From the entries below, please gather each line containing the string "color".

(Records about charts and figures)
◆ ◆ ◆
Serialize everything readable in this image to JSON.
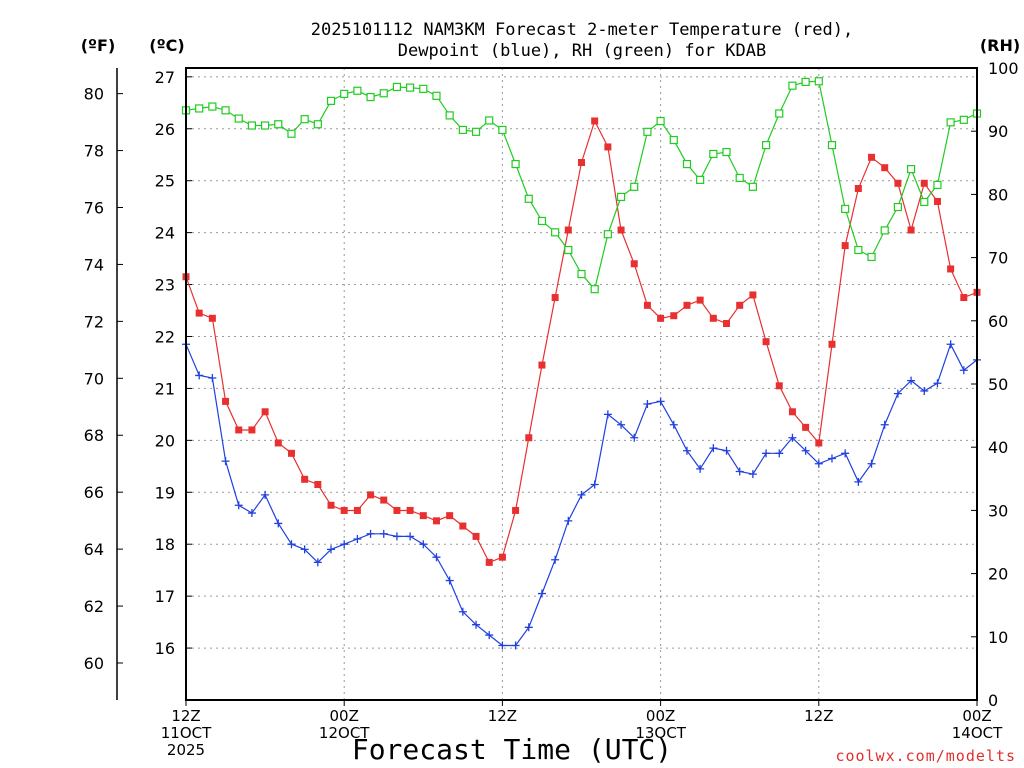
{
  "title_line1": "2025101112 NAM3KM Forecast 2-meter Temperature (red),",
  "title_line2": "Dewpoint (blue), RH (green) for KDAB",
  "chart_data": {
    "type": "line",
    "title": "2025101112 NAM3KM Forecast 2-meter Temperature (red), Dewpoint (blue), RH (green) for KDAB",
    "xlabel": "Forecast Time (UTC)",
    "x_unit": "forecast hour (0 = 12Z 11OCT 2025)",
    "xlim": [
      0,
      60
    ],
    "x_ticks": [
      {
        "hour": 0,
        "lines": [
          "12Z",
          "11OCT",
          "2025"
        ]
      },
      {
        "hour": 12,
        "lines": [
          "00Z",
          "12OCT"
        ]
      },
      {
        "hour": 24,
        "lines": [
          "12Z"
        ]
      },
      {
        "hour": 36,
        "lines": [
          "00Z",
          "13OCT"
        ]
      },
      {
        "hour": 48,
        "lines": [
          "12Z"
        ]
      },
      {
        "hour": 60,
        "lines": [
          "00Z",
          "14OCT"
        ]
      }
    ],
    "axes": {
      "fahrenheit": {
        "label": "(ºF)",
        "min": 58.7,
        "max": 80.9,
        "ticks": [
          60,
          62,
          64,
          66,
          68,
          70,
          72,
          74,
          76,
          78,
          80
        ]
      },
      "celsius": {
        "label": "(ºC)",
        "min": 15,
        "max": 27.17,
        "ticks": [
          16,
          17,
          18,
          19,
          20,
          21,
          22,
          23,
          24,
          25,
          26,
          27
        ]
      },
      "rh": {
        "label": "(RH)",
        "min": 0,
        "max": 100,
        "ticks": [
          0,
          10,
          20,
          30,
          40,
          50,
          60,
          70,
          80,
          90,
          100
        ]
      }
    },
    "grid": true,
    "series": [
      {
        "name": "2-meter Temperature",
        "unit": "°C",
        "color": "#e83030",
        "marker": "filled-square",
        "values": [
          [
            0,
            23.15
          ],
          [
            1,
            22.45
          ],
          [
            2,
            22.35
          ],
          [
            3,
            20.75
          ],
          [
            4,
            20.2
          ],
          [
            5,
            20.2
          ],
          [
            6,
            20.55
          ],
          [
            7,
            19.95
          ],
          [
            8,
            19.75
          ],
          [
            9,
            19.25
          ],
          [
            10,
            19.15
          ],
          [
            11,
            18.75
          ],
          [
            12,
            18.65
          ],
          [
            13,
            18.65
          ],
          [
            14,
            18.95
          ],
          [
            15,
            18.85
          ],
          [
            16,
            18.65
          ],
          [
            17,
            18.65
          ],
          [
            18,
            18.55
          ],
          [
            19,
            18.45
          ],
          [
            20,
            18.55
          ],
          [
            21,
            18.35
          ],
          [
            22,
            18.15
          ],
          [
            23,
            17.65
          ],
          [
            24,
            17.75
          ],
          [
            25,
            18.65
          ],
          [
            26,
            20.05
          ],
          [
            27,
            21.45
          ],
          [
            28,
            22.75
          ],
          [
            29,
            24.05
          ],
          [
            30,
            25.35
          ],
          [
            31,
            26.15
          ],
          [
            32,
            25.65
          ],
          [
            33,
            24.05
          ],
          [
            34,
            23.4
          ],
          [
            35,
            22.6
          ],
          [
            36,
            22.35
          ],
          [
            37,
            22.4
          ],
          [
            38,
            22.6
          ],
          [
            39,
            22.7
          ],
          [
            40,
            22.35
          ],
          [
            41,
            22.25
          ],
          [
            42,
            22.6
          ],
          [
            43,
            22.8
          ],
          [
            44,
            21.9
          ],
          [
            45,
            21.05
          ],
          [
            46,
            20.55
          ],
          [
            47,
            20.25
          ],
          [
            48,
            19.95
          ],
          [
            49,
            21.85
          ],
          [
            50,
            23.75
          ],
          [
            51,
            24.85
          ],
          [
            52,
            25.45
          ],
          [
            53,
            25.25
          ],
          [
            54,
            24.95
          ],
          [
            55,
            24.05
          ],
          [
            56,
            24.95
          ],
          [
            57,
            24.6
          ],
          [
            58,
            23.3
          ],
          [
            59,
            22.75
          ],
          [
            60,
            22.85
          ]
        ]
      },
      {
        "name": "Dewpoint",
        "unit": "°C",
        "color": "#2040e0",
        "marker": "plus",
        "values": [
          [
            0,
            21.85
          ],
          [
            1,
            21.25
          ],
          [
            2,
            21.2
          ],
          [
            3,
            19.6
          ],
          [
            4,
            18.75
          ],
          [
            5,
            18.6
          ],
          [
            6,
            18.95
          ],
          [
            7,
            18.4
          ],
          [
            8,
            18.0
          ],
          [
            9,
            17.9
          ],
          [
            10,
            17.65
          ],
          [
            11,
            17.9
          ],
          [
            12,
            18.0
          ],
          [
            13,
            18.1
          ],
          [
            14,
            18.2
          ],
          [
            15,
            18.2
          ],
          [
            16,
            18.15
          ],
          [
            17,
            18.15
          ],
          [
            18,
            18.0
          ],
          [
            19,
            17.75
          ],
          [
            20,
            17.3
          ],
          [
            21,
            16.7
          ],
          [
            22,
            16.45
          ],
          [
            23,
            16.25
          ],
          [
            24,
            16.05
          ],
          [
            25,
            16.05
          ],
          [
            26,
            16.4
          ],
          [
            27,
            17.05
          ],
          [
            28,
            17.7
          ],
          [
            29,
            18.45
          ],
          [
            30,
            18.95
          ],
          [
            31,
            19.15
          ],
          [
            32,
            20.5
          ],
          [
            33,
            20.3
          ],
          [
            34,
            20.05
          ],
          [
            35,
            20.7
          ],
          [
            36,
            20.75
          ],
          [
            37,
            20.3
          ],
          [
            38,
            19.8
          ],
          [
            39,
            19.45
          ],
          [
            40,
            19.85
          ],
          [
            41,
            19.8
          ],
          [
            42,
            19.4
          ],
          [
            43,
            19.35
          ],
          [
            44,
            19.75
          ],
          [
            45,
            19.75
          ],
          [
            46,
            20.05
          ],
          [
            47,
            19.8
          ],
          [
            48,
            19.55
          ],
          [
            49,
            19.65
          ],
          [
            50,
            19.75
          ],
          [
            51,
            19.2
          ],
          [
            52,
            19.55
          ],
          [
            53,
            20.3
          ],
          [
            54,
            20.9
          ],
          [
            55,
            21.15
          ],
          [
            56,
            20.95
          ],
          [
            57,
            21.1
          ],
          [
            58,
            21.85
          ],
          [
            59,
            21.35
          ],
          [
            60,
            21.55
          ]
        ]
      },
      {
        "name": "RH",
        "unit": "%",
        "color": "#20cc20",
        "marker": "open-square",
        "values": [
          [
            0,
            93.3
          ],
          [
            1,
            93.6
          ],
          [
            2,
            93.9
          ],
          [
            3,
            93.3
          ],
          [
            4,
            92.0
          ],
          [
            5,
            90.9
          ],
          [
            6,
            90.9
          ],
          [
            7,
            91.1
          ],
          [
            8,
            89.6
          ],
          [
            9,
            91.9
          ],
          [
            10,
            91.1
          ],
          [
            11,
            94.8
          ],
          [
            12,
            95.9
          ],
          [
            13,
            96.4
          ],
          [
            14,
            95.4
          ],
          [
            15,
            96.0
          ],
          [
            16,
            97.0
          ],
          [
            17,
            96.9
          ],
          [
            18,
            96.7
          ],
          [
            19,
            95.6
          ],
          [
            20,
            92.5
          ],
          [
            21,
            90.2
          ],
          [
            22,
            89.9
          ],
          [
            23,
            91.7
          ],
          [
            24,
            90.2
          ],
          [
            25,
            84.8
          ],
          [
            26,
            79.3
          ],
          [
            27,
            75.8
          ],
          [
            28,
            74.0
          ],
          [
            29,
            71.2
          ],
          [
            30,
            67.4
          ],
          [
            31,
            65.0
          ],
          [
            32,
            73.7
          ],
          [
            33,
            79.6
          ],
          [
            34,
            81.2
          ],
          [
            35,
            89.9
          ],
          [
            36,
            91.6
          ],
          [
            37,
            88.6
          ],
          [
            38,
            84.8
          ],
          [
            39,
            82.3
          ],
          [
            40,
            86.4
          ],
          [
            41,
            86.7
          ],
          [
            42,
            82.6
          ],
          [
            43,
            81.2
          ],
          [
            44,
            87.8
          ],
          [
            45,
            92.8
          ],
          [
            46,
            97.2
          ],
          [
            47,
            97.8
          ],
          [
            48,
            97.9
          ],
          [
            49,
            87.8
          ],
          [
            50,
            77.7
          ],
          [
            51,
            71.2
          ],
          [
            52,
            70.1
          ],
          [
            53,
            74.3
          ],
          [
            54,
            78.0
          ],
          [
            55,
            84.0
          ],
          [
            56,
            78.8
          ],
          [
            57,
            81.5
          ],
          [
            58,
            91.4
          ],
          [
            59,
            91.8
          ],
          [
            60,
            92.8
          ]
        ]
      }
    ]
  },
  "credit": "coolwx.com/modelts"
}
◆ ◆ ◆
- EXERCISE RESPONSE -
        "color": "#e83030",
        "color": "#2040e0",
        "color": "#20cc20",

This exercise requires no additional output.